Data entries:
--------------------------------------------------

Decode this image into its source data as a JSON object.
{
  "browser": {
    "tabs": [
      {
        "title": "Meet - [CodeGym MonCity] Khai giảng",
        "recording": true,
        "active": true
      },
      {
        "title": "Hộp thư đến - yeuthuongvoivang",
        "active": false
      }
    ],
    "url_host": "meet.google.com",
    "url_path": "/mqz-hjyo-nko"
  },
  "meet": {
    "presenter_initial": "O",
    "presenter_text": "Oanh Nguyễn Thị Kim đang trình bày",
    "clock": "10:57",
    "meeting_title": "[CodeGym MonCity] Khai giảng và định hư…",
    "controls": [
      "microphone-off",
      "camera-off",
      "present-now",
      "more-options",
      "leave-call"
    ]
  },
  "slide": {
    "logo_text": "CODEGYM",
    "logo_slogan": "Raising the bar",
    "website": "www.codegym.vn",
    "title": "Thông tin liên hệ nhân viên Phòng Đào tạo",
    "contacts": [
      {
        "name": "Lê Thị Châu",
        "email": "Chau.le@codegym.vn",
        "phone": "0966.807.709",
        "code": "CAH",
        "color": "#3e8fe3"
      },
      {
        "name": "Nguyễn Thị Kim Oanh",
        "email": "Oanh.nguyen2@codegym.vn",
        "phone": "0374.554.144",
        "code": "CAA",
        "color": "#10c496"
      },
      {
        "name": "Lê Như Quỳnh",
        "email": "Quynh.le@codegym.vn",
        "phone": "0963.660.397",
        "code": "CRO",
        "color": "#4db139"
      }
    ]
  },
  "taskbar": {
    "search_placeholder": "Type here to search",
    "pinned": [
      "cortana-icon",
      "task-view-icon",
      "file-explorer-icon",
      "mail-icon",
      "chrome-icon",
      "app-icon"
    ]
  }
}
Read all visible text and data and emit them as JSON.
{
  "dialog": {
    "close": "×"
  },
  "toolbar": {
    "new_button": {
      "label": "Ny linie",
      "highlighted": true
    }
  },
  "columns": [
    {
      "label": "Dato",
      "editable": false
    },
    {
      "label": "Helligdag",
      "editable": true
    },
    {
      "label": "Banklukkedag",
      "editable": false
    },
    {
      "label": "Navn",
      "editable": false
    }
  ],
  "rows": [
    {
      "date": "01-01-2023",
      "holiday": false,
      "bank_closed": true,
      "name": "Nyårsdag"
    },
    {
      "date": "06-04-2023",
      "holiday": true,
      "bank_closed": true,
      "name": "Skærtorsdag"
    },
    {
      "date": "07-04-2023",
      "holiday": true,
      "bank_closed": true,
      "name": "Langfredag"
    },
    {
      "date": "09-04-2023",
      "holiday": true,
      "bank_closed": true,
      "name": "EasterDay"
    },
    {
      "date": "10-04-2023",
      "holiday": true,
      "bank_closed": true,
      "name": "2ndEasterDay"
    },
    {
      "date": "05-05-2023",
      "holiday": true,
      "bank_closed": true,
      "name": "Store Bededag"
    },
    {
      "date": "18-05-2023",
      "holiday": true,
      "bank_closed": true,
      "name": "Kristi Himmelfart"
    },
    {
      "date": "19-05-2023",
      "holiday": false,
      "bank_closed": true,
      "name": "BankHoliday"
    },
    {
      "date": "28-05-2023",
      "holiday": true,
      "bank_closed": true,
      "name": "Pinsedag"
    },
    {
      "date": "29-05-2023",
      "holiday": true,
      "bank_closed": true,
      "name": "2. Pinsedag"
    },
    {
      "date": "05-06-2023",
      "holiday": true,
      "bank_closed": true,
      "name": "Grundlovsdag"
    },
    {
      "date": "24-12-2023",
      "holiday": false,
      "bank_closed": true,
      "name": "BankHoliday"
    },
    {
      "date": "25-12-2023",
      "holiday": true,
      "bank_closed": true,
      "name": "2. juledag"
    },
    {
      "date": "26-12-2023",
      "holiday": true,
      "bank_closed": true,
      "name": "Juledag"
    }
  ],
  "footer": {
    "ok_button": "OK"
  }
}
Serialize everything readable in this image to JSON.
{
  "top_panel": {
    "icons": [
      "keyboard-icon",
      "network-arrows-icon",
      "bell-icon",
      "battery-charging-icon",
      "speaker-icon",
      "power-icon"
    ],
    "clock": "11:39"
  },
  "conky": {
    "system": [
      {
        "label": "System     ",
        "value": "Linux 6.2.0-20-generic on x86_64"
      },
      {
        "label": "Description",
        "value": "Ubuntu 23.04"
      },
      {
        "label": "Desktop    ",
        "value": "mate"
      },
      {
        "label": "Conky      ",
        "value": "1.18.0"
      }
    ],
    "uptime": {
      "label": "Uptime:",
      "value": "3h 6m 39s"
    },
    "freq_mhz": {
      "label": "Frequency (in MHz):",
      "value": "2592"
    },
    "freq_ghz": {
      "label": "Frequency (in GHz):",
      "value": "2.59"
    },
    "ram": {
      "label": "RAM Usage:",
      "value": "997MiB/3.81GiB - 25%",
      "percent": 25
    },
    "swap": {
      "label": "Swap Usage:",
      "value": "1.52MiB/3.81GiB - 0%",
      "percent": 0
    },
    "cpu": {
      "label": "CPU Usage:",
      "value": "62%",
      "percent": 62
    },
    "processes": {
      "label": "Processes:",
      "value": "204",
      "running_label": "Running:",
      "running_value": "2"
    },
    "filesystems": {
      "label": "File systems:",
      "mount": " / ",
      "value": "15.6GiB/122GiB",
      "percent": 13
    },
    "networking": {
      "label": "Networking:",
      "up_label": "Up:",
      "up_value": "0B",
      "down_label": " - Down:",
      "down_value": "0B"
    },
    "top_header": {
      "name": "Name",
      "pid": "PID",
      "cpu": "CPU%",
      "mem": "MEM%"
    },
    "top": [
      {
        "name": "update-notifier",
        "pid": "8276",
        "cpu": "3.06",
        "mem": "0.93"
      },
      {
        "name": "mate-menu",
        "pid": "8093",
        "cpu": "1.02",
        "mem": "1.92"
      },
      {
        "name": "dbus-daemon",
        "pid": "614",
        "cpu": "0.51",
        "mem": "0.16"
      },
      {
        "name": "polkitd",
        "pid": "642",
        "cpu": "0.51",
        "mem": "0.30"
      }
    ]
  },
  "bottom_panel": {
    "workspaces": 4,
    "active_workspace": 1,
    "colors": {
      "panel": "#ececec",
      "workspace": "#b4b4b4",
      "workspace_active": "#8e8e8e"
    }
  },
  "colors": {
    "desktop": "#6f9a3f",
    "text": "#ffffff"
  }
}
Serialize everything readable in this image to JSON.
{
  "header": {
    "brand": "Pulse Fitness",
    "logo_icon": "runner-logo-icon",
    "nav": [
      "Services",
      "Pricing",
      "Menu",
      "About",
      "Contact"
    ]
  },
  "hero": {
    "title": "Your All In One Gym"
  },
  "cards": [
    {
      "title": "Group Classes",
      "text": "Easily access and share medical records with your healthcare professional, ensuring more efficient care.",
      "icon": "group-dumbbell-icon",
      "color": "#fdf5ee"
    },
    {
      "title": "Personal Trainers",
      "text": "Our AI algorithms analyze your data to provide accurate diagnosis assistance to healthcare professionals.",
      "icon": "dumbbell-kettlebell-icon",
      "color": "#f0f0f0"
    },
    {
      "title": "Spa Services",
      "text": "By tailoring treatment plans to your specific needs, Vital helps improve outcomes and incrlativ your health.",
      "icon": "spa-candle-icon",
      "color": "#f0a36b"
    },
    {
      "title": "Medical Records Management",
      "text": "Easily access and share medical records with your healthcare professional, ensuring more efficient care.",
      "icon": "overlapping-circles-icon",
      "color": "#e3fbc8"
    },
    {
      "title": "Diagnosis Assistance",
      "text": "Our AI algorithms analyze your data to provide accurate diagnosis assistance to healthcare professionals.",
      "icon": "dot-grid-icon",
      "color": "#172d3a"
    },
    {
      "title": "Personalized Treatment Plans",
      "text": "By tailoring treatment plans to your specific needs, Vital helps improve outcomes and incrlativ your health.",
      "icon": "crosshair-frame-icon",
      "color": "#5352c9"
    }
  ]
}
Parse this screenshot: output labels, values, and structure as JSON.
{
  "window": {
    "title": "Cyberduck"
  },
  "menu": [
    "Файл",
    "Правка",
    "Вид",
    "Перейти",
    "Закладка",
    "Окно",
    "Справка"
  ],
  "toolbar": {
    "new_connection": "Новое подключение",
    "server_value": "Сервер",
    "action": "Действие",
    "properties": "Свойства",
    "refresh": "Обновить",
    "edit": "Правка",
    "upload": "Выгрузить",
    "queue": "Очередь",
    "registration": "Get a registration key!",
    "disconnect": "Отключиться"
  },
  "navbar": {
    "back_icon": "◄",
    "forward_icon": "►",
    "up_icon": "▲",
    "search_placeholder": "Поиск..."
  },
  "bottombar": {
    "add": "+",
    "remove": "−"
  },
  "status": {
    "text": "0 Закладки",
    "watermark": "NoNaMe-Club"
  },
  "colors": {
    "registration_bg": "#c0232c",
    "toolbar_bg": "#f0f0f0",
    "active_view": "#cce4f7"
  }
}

--------------------------------------------------

=== What you are asked to do ===
What is the number of lines in the data that hold the string "Khai"? Answer with the number only.

=== Full solution ===
2